# Given data

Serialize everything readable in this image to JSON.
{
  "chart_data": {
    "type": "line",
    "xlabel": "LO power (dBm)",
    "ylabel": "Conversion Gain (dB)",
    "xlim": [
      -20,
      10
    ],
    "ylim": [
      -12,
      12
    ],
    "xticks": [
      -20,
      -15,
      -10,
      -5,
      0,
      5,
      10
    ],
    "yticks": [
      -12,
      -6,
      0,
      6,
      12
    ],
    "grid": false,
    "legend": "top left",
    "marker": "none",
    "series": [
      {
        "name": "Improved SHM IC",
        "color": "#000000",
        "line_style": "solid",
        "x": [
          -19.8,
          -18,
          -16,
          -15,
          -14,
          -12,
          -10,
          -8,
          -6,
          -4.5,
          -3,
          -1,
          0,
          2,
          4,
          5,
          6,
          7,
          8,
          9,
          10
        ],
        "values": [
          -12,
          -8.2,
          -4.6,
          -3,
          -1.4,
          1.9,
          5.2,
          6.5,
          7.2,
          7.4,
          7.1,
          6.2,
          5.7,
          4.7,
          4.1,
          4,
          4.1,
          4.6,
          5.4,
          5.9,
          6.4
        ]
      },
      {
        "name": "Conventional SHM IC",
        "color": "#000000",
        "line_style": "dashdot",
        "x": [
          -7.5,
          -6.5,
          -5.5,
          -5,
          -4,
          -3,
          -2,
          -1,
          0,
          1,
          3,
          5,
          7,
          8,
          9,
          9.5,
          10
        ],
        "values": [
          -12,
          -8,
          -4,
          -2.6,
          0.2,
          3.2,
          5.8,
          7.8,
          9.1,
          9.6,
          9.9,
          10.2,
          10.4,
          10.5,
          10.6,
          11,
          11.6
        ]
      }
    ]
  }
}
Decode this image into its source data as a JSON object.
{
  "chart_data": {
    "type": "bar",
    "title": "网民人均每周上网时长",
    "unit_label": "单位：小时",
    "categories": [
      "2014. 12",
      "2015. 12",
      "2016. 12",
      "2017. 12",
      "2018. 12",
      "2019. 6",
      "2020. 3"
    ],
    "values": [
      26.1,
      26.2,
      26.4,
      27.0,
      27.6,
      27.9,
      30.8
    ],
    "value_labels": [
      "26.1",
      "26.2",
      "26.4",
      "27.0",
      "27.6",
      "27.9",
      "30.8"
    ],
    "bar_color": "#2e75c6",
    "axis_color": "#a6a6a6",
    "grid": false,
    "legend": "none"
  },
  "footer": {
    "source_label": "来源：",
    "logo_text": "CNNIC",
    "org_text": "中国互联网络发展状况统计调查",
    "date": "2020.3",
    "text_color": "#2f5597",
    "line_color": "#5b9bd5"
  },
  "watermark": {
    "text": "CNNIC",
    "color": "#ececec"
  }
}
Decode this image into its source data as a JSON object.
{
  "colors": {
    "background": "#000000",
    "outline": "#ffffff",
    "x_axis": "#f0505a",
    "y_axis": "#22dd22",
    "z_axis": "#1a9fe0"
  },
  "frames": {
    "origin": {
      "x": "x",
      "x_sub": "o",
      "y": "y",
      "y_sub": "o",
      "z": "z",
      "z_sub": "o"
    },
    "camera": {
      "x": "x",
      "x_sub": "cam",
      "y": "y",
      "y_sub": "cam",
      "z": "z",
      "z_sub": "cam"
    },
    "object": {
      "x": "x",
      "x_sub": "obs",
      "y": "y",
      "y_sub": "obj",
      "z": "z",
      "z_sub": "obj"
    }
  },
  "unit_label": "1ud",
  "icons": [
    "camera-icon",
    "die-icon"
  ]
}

# Your instructions
Each line of the material above must be retyped precisely.

# Final answer
Serialize everything readable in this image to JSON.
{
  "chart_data": {
    "type": "line",
    "xlabel": "LO power (dBm)",
    "ylabel": "Conversion Gain (dB)",
    "xlim": [
      -20,
      10
    ],
    "ylim": [
      -12,
      12
    ],
    "xticks": [
      -20,
      -15,
      -10,
      -5,
      0,
      5,
      10
    ],
    "yticks": [
      -12,
      -6,
      0,
      6,
      12
    ],
    "grid": false,
    "legend": "top left",
    "marker": "none",
    "series": [
      {
        "name": "Improved SHM IC",
        "color": "#000000",
        "line_style": "solid",
        "x": [
          -19.8,
          -18,
          -16,
          -15,
          -14,
          -12,
          -10,
          -8,
          -6,
          -4.5,
          -3,
          -1,
          0,
          2,
          4,
          5,
          6,
          7,
          8,
          9,
          10
        ],
        "values": [
          -12,
          -8.2,
          -4.6,
          -3,
          -1.4,
          1.9,
          5.2,
          6.5,
          7.2,
          7.4,
          7.1,
          6.2,
          5.7,
          4.7,
          4.1,
          4,
          4.1,
          4.6,
          5.4,
          5.9,
          6.4
        ]
      },
      {
        "name": "Conventional SHM IC",
        "color": "#000000",
        "line_style": "dashdot",
        "x": [
          -7.5,
          -6.5,
          -5.5,
          -5,
          -4,
          -3,
          -2,
          -1,
          0,
          1,
          3,
          5,
          7,
          8,
          9,
          9.5,
          10
        ],
        "values": [
          -12,
          -8,
          -4,
          -2.6,
          0.2,
          3.2,
          5.8,
          7.8,
          9.1,
          9.6,
          9.9,
          10.2,
          10.4,
          10.5,
          10.6,
          11,
          11.6
        ]
      }
    ]
  }
}
Decode this image into its source data as a JSON object.
{
  "chart_data": {
    "type": "bar",
    "title": "网民人均每周上网时长",
    "unit_label": "单位：小时",
    "categories": [
      "2014. 12",
      "2015. 12",
      "2016. 12",
      "2017. 12",
      "2018. 12",
      "2019. 6",
      "2020. 3"
    ],
    "values": [
      26.1,
      26.2,
      26.4,
      27.0,
      27.6,
      27.9,
      30.8
    ],
    "value_labels": [
      "26.1",
      "26.2",
      "26.4",
      "27.0",
      "27.6",
      "27.9",
      "30.8"
    ],
    "bar_color": "#2e75c6",
    "axis_color": "#a6a6a6",
    "grid": false,
    "legend": "none"
  },
  "footer": {
    "source_label": "来源：",
    "logo_text": "CNNIC",
    "org_text": "中国互联网络发展状况统计调查",
    "date": "2020.3",
    "text_color": "#2f5597",
    "line_color": "#5b9bd5"
  },
  "watermark": {
    "text": "CNNIC",
    "color": "#ececec"
  }
}
Decode this image into its source data as a JSON object.
{
  "colors": {
    "background": "#000000",
    "outline": "#ffffff",
    "x_axis": "#f0505a",
    "y_axis": "#22dd22",
    "z_axis": "#1a9fe0"
  },
  "frames": {
    "origin": {
      "x": "x",
      "x_sub": "o",
      "y": "y",
      "y_sub": "o",
      "z": "z",
      "z_sub": "o"
    },
    "camera": {
      "x": "x",
      "x_sub": "cam",
      "y": "y",
      "y_sub": "cam",
      "z": "z",
      "z_sub": "cam"
    },
    "object": {
      "x": "x",
      "x_sub": "obs",
      "y": "y",
      "y_sub": "obj",
      "z": "z",
      "z_sub": "obj"
    }
  },
  "unit_label": "1ud",
  "icons": [
    "camera-icon",
    "die-icon"
  ]
}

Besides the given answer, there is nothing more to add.